*** Excerpted data
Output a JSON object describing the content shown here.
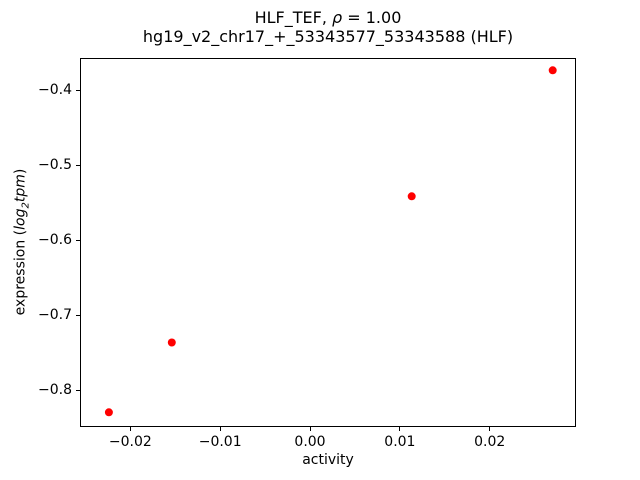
{
  "chart_data": {
    "type": "scatter",
    "title": {
      "part1": "HLF_TEF, ",
      "rho": "ρ",
      "part2": " = 1.00",
      "line2": "hg19_v2_chr17_+_53343577_53343588 (HLF)"
    },
    "xlabel": "activity",
    "ylabel": {
      "prefix": "expression (",
      "log": "log",
      "sub": "2",
      "tpm": "tpm",
      "suffix": ")"
    },
    "xlim": [
      -0.0256,
      0.0296
    ],
    "ylim": [
      -0.849,
      -0.357
    ],
    "xticks": [
      -0.02,
      -0.01,
      0.0,
      0.01,
      0.02
    ],
    "xtick_labels": [
      "−0.02",
      "−0.01",
      "0.00",
      "0.01",
      "0.02"
    ],
    "yticks": [
      -0.4,
      -0.5,
      -0.6,
      -0.7,
      -0.8
    ],
    "ytick_labels": [
      "−0.4",
      "−0.5",
      "−0.6",
      "−0.7",
      "−0.8"
    ],
    "grid": false,
    "legend": false,
    "series": [
      {
        "name": "points",
        "color": "#ff0000",
        "points": [
          [
            -0.0225,
            -0.828
          ],
          [
            -0.0155,
            -0.735
          ],
          [
            0.0112,
            -0.54
          ],
          [
            0.0269,
            -0.372
          ]
        ]
      }
    ]
  }
}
******
## What the exercise asks
Leave out the pictures and print every line of the data exactly.

## Written solution
Output a JSON object describing the content shown here.
{
  "chart_data": {
    "type": "scatter",
    "title": {
      "part1": "HLF_TEF, ",
      "rho": "ρ",
      "part2": " = 1.00",
      "line2": "hg19_v2_chr17_+_53343577_53343588 (HLF)"
    },
    "xlabel": "activity",
    "ylabel": {
      "prefix": "expression (",
      "log": "log",
      "sub": "2",
      "tpm": "tpm",
      "suffix": ")"
    },
    "xlim": [
      -0.0256,
      0.0296
    ],
    "ylim": [
      -0.849,
      -0.357
    ],
    "xticks": [
      -0.02,
      -0.01,
      0.0,
      0.01,
      0.02
    ],
    "xtick_labels": [
      "−0.02",
      "−0.01",
      "0.00",
      "0.01",
      "0.02"
    ],
    "yticks": [
      -0.4,
      -0.5,
      -0.6,
      -0.7,
      -0.8
    ],
    "ytick_labels": [
      "−0.4",
      "−0.5",
      "−0.6",
      "−0.7",
      "−0.8"
    ],
    "grid": false,
    "legend": false,
    "series": [
      {
        "name": "points",
        "color": "#ff0000",
        "points": [
          [
            -0.0225,
            -0.828
          ],
          [
            -0.0155,
            -0.735
          ],
          [
            0.0112,
            -0.54
          ],
          [
            0.0269,
            -0.372
          ]
        ]
      }
    ]
  }
}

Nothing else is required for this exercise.